**What is expected**: Count every line that holds the string "this", and report the number alone.

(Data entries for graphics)
⁂
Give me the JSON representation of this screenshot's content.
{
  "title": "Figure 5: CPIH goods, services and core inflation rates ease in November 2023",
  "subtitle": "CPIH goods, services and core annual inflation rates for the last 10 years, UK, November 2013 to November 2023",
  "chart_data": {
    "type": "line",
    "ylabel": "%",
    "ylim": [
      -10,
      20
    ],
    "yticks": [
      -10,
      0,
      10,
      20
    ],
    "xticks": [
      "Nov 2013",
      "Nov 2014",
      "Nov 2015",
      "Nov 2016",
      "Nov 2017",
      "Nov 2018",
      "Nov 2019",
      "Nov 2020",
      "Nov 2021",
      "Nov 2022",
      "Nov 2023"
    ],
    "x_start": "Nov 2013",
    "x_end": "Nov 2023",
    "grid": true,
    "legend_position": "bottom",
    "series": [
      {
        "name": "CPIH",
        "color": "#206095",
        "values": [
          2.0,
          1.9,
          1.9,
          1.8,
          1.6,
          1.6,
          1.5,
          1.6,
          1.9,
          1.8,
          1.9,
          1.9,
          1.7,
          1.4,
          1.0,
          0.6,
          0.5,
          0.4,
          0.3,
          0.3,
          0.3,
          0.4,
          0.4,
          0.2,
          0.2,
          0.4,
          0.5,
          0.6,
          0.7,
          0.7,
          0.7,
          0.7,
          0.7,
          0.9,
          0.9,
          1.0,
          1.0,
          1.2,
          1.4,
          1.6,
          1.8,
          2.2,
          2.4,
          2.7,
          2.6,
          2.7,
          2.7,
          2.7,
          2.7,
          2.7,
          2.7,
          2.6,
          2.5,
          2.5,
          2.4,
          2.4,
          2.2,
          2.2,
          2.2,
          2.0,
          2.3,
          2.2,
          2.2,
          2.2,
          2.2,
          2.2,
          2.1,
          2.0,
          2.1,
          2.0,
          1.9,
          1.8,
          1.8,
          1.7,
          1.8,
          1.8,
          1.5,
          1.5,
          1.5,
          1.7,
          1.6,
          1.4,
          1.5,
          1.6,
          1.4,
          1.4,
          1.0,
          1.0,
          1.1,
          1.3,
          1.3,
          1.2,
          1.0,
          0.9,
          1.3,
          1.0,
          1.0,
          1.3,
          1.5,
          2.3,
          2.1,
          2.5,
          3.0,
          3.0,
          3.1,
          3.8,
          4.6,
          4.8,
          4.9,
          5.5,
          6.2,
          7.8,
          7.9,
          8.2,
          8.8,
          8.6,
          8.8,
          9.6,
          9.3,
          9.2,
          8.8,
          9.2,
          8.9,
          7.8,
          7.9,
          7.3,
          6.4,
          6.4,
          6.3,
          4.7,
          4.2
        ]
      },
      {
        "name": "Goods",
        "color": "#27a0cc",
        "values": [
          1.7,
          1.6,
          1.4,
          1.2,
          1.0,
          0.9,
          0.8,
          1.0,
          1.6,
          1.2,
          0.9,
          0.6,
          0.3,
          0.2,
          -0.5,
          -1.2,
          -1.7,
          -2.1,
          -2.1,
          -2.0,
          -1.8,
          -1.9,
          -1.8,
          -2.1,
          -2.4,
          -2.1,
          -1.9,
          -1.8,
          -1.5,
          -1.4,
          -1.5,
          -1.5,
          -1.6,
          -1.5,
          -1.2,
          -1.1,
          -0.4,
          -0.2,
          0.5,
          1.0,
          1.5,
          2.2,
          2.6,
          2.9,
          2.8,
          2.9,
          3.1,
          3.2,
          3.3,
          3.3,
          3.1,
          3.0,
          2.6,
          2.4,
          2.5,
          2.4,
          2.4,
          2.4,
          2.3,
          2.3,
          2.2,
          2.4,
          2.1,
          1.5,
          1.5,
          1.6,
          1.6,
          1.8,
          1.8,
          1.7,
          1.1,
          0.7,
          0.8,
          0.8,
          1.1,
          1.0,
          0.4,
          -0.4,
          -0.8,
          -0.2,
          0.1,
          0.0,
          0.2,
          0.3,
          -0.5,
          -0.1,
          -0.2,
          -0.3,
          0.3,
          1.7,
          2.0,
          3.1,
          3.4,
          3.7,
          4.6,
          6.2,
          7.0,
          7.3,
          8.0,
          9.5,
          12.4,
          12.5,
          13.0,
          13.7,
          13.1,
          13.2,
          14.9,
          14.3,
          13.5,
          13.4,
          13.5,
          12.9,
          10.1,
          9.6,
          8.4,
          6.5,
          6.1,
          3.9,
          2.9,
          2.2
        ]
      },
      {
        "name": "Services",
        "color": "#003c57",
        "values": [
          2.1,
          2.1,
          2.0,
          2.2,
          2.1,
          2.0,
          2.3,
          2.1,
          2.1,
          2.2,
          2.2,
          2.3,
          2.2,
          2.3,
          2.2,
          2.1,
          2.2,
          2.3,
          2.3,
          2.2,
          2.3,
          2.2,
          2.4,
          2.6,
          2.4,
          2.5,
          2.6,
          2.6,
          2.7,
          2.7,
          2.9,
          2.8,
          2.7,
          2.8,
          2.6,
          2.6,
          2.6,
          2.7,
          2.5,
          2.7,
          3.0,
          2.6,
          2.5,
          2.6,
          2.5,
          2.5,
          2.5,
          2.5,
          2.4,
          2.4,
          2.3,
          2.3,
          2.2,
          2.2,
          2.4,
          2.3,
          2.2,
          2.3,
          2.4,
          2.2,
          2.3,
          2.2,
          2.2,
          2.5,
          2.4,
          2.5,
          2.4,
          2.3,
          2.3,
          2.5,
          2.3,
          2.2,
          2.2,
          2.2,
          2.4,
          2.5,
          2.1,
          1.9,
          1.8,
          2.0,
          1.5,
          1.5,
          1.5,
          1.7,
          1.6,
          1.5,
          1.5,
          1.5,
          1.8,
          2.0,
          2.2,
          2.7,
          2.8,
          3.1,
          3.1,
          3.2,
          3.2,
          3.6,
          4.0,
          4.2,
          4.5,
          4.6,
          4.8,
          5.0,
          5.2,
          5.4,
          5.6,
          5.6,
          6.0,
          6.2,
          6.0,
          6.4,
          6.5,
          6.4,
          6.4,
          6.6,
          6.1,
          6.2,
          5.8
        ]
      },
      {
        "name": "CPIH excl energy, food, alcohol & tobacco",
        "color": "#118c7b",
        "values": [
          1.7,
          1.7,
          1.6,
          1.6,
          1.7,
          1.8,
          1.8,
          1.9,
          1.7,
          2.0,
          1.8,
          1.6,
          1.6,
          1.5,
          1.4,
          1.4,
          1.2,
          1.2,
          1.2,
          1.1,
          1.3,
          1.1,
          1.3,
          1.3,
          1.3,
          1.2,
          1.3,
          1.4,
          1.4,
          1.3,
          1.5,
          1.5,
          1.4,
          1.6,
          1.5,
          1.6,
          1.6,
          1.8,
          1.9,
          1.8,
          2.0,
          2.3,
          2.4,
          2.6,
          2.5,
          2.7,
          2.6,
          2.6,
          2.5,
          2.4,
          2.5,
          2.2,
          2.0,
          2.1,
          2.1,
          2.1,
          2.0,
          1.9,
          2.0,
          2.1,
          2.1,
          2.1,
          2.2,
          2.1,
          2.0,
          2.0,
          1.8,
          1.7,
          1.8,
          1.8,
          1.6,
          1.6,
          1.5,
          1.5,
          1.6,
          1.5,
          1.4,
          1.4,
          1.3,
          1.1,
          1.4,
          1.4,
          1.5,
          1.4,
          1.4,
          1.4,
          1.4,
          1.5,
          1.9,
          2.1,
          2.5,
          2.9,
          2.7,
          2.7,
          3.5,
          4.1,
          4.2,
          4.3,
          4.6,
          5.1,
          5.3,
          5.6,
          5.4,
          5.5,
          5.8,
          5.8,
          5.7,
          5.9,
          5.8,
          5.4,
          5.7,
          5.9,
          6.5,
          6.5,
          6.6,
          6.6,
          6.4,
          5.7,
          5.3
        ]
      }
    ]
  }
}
⁂
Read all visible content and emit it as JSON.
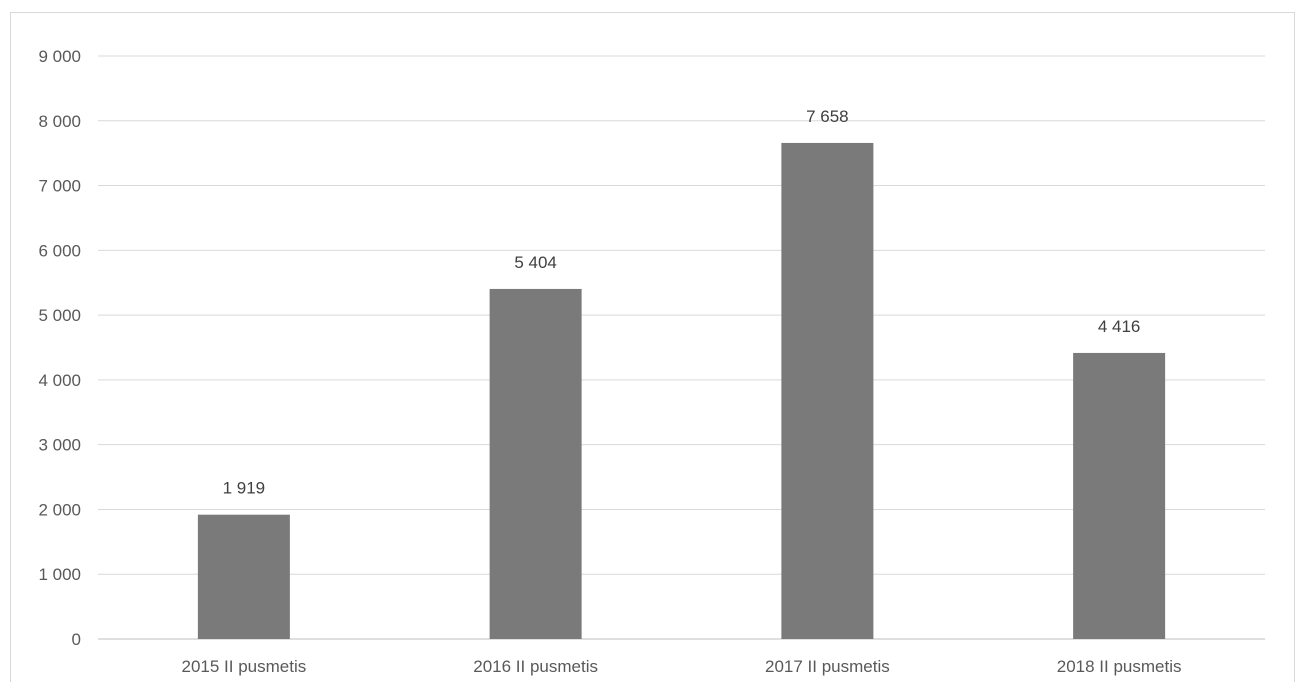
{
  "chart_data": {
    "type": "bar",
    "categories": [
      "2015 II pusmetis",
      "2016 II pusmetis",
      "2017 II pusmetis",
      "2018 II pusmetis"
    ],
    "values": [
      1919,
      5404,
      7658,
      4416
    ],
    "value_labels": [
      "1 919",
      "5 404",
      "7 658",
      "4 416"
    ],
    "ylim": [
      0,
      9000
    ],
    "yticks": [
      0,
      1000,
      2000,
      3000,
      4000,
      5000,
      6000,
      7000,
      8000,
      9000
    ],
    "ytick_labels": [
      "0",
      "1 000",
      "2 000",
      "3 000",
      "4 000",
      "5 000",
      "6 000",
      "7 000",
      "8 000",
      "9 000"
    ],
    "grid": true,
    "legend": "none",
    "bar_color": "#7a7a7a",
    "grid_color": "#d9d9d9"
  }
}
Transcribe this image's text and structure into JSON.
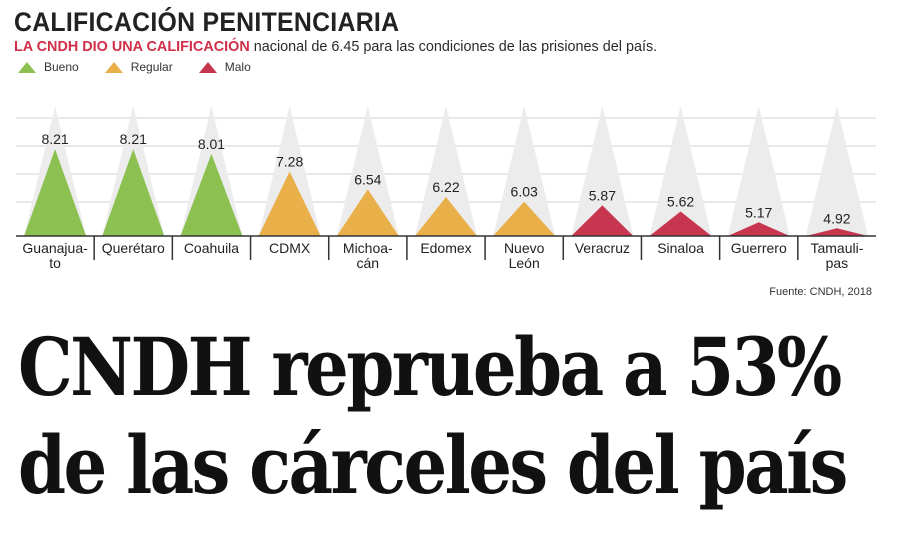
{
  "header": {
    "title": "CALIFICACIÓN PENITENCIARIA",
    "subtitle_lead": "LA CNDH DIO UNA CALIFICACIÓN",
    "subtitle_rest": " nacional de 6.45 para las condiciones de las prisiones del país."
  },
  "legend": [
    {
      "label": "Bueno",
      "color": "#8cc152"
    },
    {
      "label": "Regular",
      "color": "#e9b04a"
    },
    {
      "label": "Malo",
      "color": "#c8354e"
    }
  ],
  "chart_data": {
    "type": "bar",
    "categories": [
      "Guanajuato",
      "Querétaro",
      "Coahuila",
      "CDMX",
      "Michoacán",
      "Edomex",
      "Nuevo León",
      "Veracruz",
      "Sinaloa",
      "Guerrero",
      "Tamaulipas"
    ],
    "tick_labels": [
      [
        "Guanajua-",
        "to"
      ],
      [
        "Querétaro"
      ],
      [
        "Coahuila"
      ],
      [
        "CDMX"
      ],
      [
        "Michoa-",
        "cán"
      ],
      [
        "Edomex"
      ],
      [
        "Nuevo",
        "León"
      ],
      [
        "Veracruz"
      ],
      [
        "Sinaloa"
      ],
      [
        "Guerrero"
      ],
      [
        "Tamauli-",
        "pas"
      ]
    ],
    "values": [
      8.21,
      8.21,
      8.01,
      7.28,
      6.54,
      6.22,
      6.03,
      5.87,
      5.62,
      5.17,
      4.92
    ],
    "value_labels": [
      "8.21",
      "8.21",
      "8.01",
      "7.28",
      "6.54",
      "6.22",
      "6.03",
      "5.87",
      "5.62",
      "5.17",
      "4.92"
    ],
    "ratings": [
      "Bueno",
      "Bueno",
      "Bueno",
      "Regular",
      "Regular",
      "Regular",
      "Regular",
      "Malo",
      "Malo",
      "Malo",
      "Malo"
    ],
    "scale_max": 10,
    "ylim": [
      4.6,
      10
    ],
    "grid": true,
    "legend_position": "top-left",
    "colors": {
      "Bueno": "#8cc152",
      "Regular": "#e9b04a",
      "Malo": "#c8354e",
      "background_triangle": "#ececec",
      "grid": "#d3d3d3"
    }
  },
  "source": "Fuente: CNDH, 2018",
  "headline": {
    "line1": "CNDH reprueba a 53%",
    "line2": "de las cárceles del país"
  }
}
⁂
**Correct response**: 2